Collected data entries
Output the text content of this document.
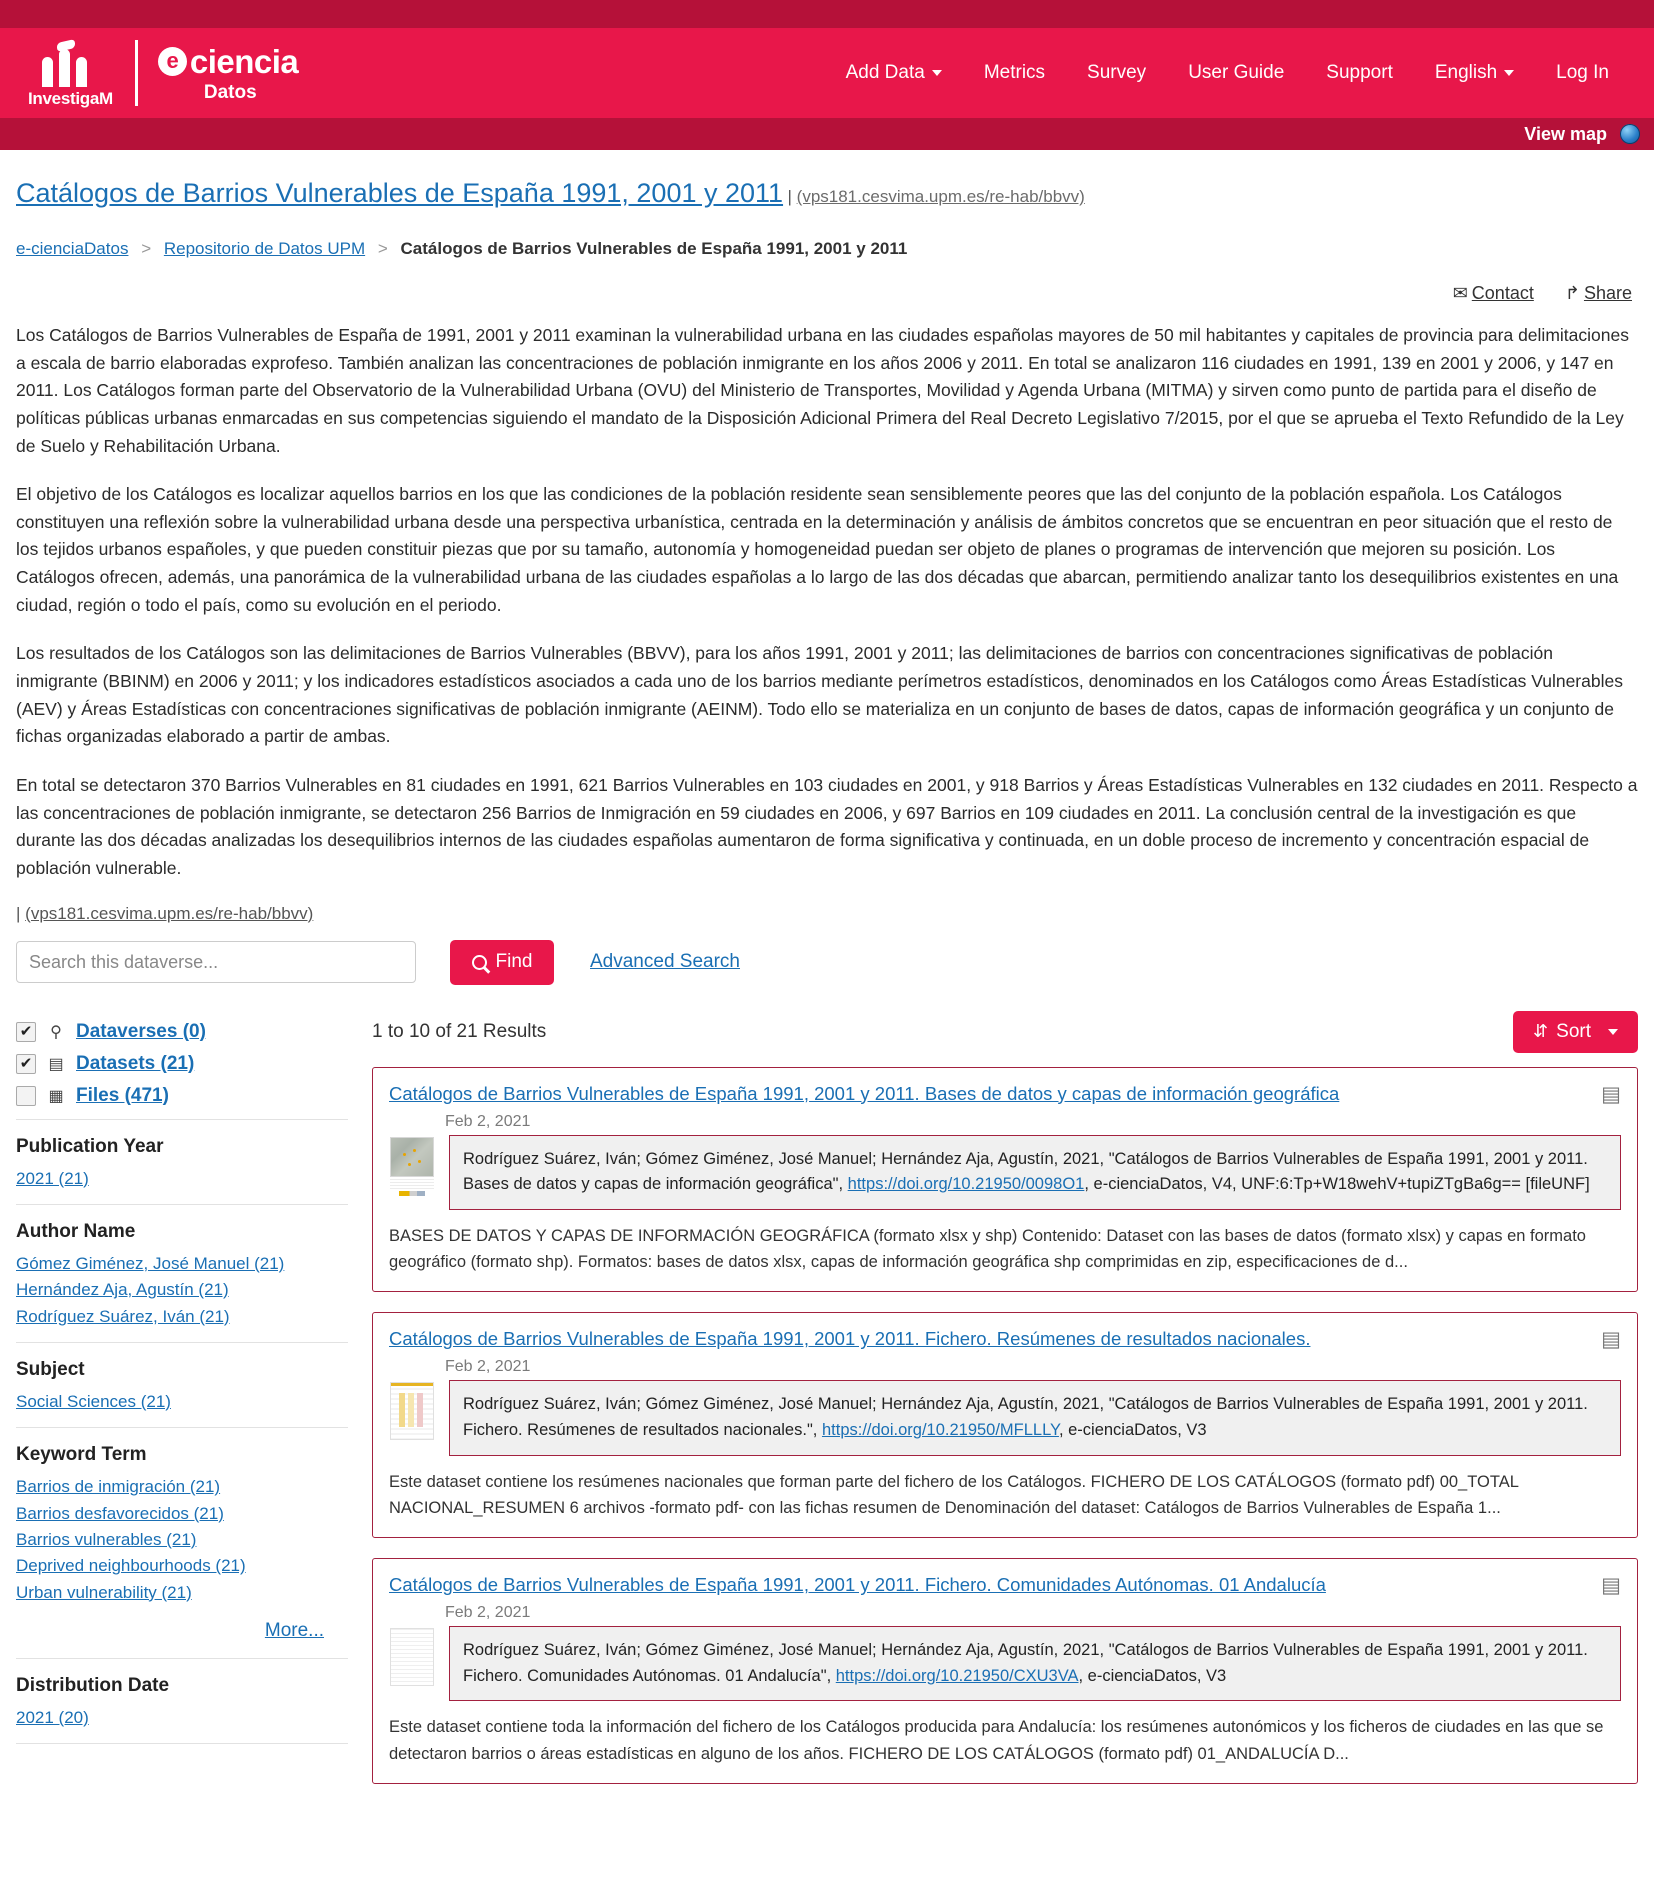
InvestigaM
e ciencia
Datos
Add Data	Metrics	Survey	User Guide	Support	English	Log In
View map
Catálogos de Barrios Vulnerables de España 1991, 2001 y 2011 | (vps181.cesvima.upm.es/re-hab/bbvv)
e-cienciaDatos > Repositorio de Datos UPM > Catálogos de Barrios Vulnerables de España 1991, 2001 y 2011
✉ Contact ↱ Share

Los Catálogos de Barrios Vulnerables de España de 1991, 2001 y 2011 examinan la vulnerabilidad urbana en las ciudades españolas mayores de 50 mil habitantes y capitales de provincia para delimitaciones a escala de barrio elaboradas exprofeso. También analizan las concentraciones de población inmigrante en los años 2006 y 2011. En total se analizaron 116 ciudades en 1991, 139 en 2001 y 2006, y 147 en 2011. Los Catálogos forman parte del Observatorio de la Vulnerabilidad Urbana (OVU) del Ministerio de Transportes, Movilidad y Agenda Urbana (MITMA) y sirven como punto de partida para el diseño de políticas públicas urbanas enmarcadas en sus competencias siguiendo el mandato de la Disposición Adicional Primera del Real Decreto Legislativo 7/2015, por el que se aprueba el Texto Refundido de la Ley de Suelo y Rehabilitación Urbana.

El objetivo de los Catálogos es localizar aquellos barrios en los que las condiciones de la población residente sean sensiblemente peores que las del conjunto de la población española. Los Catálogos constituyen una reflexión sobre la vulnerabilidad urbana desde una perspectiva urbanística, centrada en la determinación y análisis de ámbitos concretos que se encuentran en peor situación que el resto de los tejidos urbanos españoles, y que pueden constituir piezas que por su tamaño, autonomía y homogeneidad puedan ser objeto de planes o programas de intervención que mejoren su posición. Los Catálogos ofrecen, además, una panorámica de la vulnerabilidad urbana de las ciudades españolas a lo largo de las dos décadas que abarcan, permitiendo analizar tanto los desequilibrios existentes en una ciudad, región o todo el país, como su evolución en el periodo.

Los resultados de los Catálogos son las delimitaciones de Barrios Vulnerables (BBVV), para los años 1991, 2001 y 2011; las delimitaciones de barrios con concentraciones significativas de población inmigrante (BBINM) en 2006 y 2011; y los indicadores estadísticos asociados a cada uno de los barrios mediante perímetros estadísticos, denominados en los Catálogos como Áreas Estadísticas Vulnerables (AEV) y Áreas Estadísticas con concentraciones significativas de población inmigrante (AEINM). Todo ello se materializa en un conjunto de bases de datos, capas de información geográfica y un conjunto de fichas organizadas elaborado a partir de ambas.

En total se detectaron 370 Barrios Vulnerables en 81 ciudades en 1991, 621 Barrios Vulnerables en 103 ciudades en 2001, y 918 Barrios y Áreas Estadísticas Vulnerables en 132 ciudades en 2011. Respecto a las concentraciones de población inmigrante, se detectaron 256 Barrios de Inmigración en 59 ciudades en 2006, y 697 Barrios en 109 ciudades en 2011. La conclusión central de la investigación es que durante las dos décadas analizadas los desequilibrios internos de las ciudades españolas aumentaron de forma significativa y continuada, en un doble proceso de incremento y concentración espacial de población vulnerable.

| (vps181.cesvima.upm.es/re-hab/bbvv)
Search this dataverse...
Find	Advanced Search
✔
⚲ Dataverses (0)
✔
▤ Datasets (21)
▦ Files (471)
Publication Year
2021 (21)
Author Name
Gómez Giménez, José Manuel (21)
Hernández Aja, Agustín (21)
Rodríguez Suárez, Iván (21)
Subject
Social Sciences (21)
Keyword Term
Barrios de inmigración (21)
Barrios desfavorecidos (21)
Barrios vulnerables (21)
Deprived neighbourhoods (21)
Urban vulnerability (21)
More...
Distribution Date
2021 (20)
1 to 10 of 21 Results	⇵ Sort
Catálogos de Barrios Vulnerables de España 1991, 2001 y 2011. Bases de datos y capas de información geográfica	▤
Feb 2, 2021
Rodríguez Suárez, Iván; Gómez Giménez, José Manuel; Hernández Aja, Agustín, 2021, "Catálogos de Barrios Vulnerables de España 1991, 2001 y 2011. Bases de datos y capas de información geográfica", https://doi.org/10.21950/0098O1, e-cienciaDatos, V4, UNF:6:Tp+W18wehV+tupiZTgBa6g== [fileUNF]
BASES DE DATOS Y CAPAS DE INFORMACIÓN GEOGRÁFICA (formato xlsx y shp) Contenido: Dataset con las bases de datos (formato xlsx) y capas en formato geográfico (formato shp). Formatos: bases de datos xlsx, capas de información geográfica shp comprimidas en zip, especificaciones de d...
Catálogos de Barrios Vulnerables de España 1991, 2001 y 2011. Fichero. Resúmenes de resultados nacionales.	▤
Feb 2, 2021
Rodríguez Suárez, Iván; Gómez Giménez, José Manuel; Hernández Aja, Agustín, 2021, "Catálogos de Barrios Vulnerables de España 1991, 2001 y 2011. Fichero. Resúmenes de resultados nacionales.", https://doi.org/10.21950/MFLLLY, e-cienciaDatos, V3
Este dataset contiene los resúmenes nacionales que forman parte del fichero de los Catálogos. FICHERO DE LOS CATÁLOGOS (formato pdf) 00_TOTAL NACIONAL_RESUMEN 6 archivos -formato pdf- con las fichas resumen de Denominación del dataset: Catálogos de Barrios Vulnerables de España 1...
Catálogos de Barrios Vulnerables de España 1991, 2001 y 2011. Fichero. Comunidades Autónomas. 01 Andalucía	▤
Feb 2, 2021
Rodríguez Suárez, Iván; Gómez Giménez, José Manuel; Hernández Aja, Agustín, 2021, "Catálogos de Barrios Vulnerables de España 1991, 2001 y 2011. Fichero. Comunidades Autónomas. 01 Andalucía", https://doi.org/10.21950/CXU3VA, e-cienciaDatos, V3
Este dataset contiene toda la información del fichero de los Catálogos producida para Andalucía: los resúmenes autonómicos y los ficheros de ciudades en las que se detectaron barrios o áreas estadísticas en alguno de los años. FICHERO DE LOS CATÁLOGOS (formato pdf) 01_ANDALUCÍA D...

→ INSTRUCTIONS TO FOLLOW:
Scan the material line by line and report each one that contains "cesvima".

→ SOLUTION FOR THIS PROBLEM:
Catálogos de Barrios Vulnerables de España 1991, 2001 y 2011 | (vps181.cesvima.upm.es/re-hab/bbvv)
| (vps181.cesvima.upm.es/re-hab/bbvv)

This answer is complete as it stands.